Objective. Gather up every line from the entries below that uses the word "three".

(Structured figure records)
----------

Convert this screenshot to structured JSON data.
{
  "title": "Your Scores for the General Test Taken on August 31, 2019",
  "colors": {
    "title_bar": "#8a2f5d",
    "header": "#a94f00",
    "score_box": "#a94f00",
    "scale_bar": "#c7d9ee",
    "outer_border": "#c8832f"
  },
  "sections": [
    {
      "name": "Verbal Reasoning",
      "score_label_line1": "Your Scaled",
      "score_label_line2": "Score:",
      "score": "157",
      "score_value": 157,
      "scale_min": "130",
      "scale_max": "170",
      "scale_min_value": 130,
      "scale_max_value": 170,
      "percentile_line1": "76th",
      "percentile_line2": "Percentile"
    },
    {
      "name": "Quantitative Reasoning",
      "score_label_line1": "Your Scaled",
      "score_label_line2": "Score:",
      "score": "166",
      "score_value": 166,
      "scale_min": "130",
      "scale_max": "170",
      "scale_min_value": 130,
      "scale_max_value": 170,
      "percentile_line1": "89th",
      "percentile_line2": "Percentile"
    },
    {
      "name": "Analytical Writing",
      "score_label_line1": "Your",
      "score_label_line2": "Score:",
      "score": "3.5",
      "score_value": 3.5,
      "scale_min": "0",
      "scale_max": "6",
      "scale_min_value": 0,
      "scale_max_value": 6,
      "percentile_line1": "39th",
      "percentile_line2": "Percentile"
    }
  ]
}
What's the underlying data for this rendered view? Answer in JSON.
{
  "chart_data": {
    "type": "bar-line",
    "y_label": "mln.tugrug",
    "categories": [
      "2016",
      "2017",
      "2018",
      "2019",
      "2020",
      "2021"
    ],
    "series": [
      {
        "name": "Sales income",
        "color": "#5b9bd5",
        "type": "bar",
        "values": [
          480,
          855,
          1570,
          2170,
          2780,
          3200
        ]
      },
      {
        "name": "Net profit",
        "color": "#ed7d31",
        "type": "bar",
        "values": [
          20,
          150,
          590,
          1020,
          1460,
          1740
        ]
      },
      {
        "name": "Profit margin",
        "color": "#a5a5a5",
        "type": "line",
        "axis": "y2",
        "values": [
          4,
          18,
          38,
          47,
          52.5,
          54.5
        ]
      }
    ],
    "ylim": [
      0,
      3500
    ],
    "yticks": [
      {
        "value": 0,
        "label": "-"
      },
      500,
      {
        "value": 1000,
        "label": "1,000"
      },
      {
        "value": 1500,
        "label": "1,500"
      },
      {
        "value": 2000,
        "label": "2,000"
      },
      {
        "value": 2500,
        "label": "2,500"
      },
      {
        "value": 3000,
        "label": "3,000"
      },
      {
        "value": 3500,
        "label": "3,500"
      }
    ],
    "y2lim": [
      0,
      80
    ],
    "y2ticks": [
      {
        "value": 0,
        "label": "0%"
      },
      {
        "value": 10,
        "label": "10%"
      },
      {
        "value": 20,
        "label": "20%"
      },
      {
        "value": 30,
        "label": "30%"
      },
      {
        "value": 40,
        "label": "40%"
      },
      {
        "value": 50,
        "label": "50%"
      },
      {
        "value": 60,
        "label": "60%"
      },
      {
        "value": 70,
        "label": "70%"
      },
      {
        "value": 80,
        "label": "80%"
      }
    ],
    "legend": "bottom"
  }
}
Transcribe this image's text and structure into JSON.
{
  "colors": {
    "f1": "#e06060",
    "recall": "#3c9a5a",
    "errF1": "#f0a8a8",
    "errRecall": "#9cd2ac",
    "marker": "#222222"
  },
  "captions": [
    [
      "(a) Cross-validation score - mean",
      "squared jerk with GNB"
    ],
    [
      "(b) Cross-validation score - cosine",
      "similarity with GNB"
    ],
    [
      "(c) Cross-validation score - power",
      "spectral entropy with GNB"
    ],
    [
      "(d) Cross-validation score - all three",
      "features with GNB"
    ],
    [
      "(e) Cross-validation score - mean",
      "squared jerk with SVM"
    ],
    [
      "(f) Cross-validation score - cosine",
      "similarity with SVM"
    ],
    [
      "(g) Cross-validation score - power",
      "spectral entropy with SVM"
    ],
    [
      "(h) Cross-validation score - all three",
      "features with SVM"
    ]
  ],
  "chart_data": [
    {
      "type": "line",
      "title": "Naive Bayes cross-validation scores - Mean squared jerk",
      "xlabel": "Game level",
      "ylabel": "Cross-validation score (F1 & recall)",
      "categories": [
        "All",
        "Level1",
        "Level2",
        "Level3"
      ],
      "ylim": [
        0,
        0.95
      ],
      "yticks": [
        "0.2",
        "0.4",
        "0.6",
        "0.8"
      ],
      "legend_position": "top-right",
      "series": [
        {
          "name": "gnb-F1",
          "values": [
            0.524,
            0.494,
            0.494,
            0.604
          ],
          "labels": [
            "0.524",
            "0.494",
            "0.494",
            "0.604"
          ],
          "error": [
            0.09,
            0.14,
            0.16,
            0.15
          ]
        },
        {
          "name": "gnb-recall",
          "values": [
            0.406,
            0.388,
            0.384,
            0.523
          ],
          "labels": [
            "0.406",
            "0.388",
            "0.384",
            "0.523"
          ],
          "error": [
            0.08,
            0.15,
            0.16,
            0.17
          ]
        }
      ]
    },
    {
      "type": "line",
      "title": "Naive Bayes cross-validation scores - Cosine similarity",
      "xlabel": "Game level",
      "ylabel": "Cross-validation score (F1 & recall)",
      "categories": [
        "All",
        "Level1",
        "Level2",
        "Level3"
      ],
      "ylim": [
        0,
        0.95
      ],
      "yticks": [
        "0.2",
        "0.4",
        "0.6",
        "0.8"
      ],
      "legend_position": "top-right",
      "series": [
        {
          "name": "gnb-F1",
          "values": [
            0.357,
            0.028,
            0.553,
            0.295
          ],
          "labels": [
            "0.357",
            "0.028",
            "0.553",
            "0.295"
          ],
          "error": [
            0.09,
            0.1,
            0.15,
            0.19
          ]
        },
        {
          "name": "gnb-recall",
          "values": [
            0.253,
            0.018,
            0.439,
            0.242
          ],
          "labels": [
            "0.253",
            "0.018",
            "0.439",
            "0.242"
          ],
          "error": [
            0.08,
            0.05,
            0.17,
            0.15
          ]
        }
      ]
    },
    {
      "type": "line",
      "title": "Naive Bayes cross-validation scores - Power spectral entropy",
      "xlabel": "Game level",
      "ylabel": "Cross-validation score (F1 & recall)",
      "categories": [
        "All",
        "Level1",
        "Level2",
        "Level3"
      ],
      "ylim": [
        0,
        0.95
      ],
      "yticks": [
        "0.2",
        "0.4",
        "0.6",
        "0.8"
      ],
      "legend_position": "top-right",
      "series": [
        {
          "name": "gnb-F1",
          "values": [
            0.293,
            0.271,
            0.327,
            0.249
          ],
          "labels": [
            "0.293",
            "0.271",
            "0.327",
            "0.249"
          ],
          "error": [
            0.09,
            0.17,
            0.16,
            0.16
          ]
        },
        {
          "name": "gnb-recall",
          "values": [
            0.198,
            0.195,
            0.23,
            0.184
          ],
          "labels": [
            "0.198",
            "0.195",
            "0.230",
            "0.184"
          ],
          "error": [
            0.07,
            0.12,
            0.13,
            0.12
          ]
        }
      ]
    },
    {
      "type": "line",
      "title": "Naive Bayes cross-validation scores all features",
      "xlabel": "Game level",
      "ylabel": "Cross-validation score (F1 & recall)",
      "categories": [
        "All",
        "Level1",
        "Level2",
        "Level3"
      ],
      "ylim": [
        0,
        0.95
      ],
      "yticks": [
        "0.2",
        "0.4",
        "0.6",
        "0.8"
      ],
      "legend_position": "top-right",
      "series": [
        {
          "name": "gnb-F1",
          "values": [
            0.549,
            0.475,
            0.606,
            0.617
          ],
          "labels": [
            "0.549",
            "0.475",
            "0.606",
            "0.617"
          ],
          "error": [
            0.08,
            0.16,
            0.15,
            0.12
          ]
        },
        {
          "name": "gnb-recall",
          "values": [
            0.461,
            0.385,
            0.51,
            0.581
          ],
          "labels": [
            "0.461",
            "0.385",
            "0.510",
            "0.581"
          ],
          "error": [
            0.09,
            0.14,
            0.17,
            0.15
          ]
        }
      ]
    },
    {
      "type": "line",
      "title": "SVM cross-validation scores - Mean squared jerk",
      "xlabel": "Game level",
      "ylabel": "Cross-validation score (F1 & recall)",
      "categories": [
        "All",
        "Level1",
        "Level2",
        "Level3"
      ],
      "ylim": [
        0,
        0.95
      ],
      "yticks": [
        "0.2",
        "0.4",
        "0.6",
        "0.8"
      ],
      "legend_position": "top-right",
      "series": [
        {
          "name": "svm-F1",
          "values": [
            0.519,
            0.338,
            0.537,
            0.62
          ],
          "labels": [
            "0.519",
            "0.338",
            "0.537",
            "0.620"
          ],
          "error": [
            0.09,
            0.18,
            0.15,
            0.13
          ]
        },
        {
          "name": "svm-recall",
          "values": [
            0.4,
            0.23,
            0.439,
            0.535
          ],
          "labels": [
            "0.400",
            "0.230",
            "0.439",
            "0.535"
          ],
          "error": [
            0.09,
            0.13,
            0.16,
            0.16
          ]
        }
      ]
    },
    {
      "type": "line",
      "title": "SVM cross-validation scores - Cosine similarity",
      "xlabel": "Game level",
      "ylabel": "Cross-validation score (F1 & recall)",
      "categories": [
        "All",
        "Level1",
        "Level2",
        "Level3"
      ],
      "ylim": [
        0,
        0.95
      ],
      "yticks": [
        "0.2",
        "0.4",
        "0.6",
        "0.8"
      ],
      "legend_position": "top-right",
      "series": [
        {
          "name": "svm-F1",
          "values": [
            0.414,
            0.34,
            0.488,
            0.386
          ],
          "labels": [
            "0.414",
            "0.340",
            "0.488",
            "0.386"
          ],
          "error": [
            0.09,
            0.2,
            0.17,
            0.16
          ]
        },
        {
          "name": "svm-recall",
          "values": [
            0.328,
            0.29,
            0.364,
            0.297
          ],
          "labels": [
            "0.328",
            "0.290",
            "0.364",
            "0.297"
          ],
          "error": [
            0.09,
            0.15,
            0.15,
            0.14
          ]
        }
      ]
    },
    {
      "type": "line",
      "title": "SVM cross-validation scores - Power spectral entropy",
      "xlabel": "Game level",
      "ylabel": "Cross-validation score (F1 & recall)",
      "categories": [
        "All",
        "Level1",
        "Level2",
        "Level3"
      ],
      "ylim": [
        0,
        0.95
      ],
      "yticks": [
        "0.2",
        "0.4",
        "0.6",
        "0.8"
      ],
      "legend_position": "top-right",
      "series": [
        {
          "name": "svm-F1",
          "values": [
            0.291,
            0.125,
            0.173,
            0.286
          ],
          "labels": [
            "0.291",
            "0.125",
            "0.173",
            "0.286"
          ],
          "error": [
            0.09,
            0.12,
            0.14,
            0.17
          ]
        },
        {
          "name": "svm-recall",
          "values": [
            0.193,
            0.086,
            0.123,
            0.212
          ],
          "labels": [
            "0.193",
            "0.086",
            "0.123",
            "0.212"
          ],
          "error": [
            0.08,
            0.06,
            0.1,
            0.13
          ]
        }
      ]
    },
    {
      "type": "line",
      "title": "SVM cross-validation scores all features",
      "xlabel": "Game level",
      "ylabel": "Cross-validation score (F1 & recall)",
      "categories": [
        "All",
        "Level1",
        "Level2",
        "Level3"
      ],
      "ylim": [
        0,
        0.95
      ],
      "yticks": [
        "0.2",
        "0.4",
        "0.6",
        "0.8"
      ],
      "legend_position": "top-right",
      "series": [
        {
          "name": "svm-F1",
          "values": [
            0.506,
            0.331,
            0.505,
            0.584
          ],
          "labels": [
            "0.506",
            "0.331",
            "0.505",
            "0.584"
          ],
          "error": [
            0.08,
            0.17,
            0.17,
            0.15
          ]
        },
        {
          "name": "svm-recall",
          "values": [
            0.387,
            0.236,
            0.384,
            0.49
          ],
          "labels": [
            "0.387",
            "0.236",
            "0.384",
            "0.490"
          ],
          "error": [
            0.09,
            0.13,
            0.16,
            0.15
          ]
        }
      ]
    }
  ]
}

----------

Reply to the task.
      "(d) Cross-validation score - all three",
      "(h) Cross-validation score - all three",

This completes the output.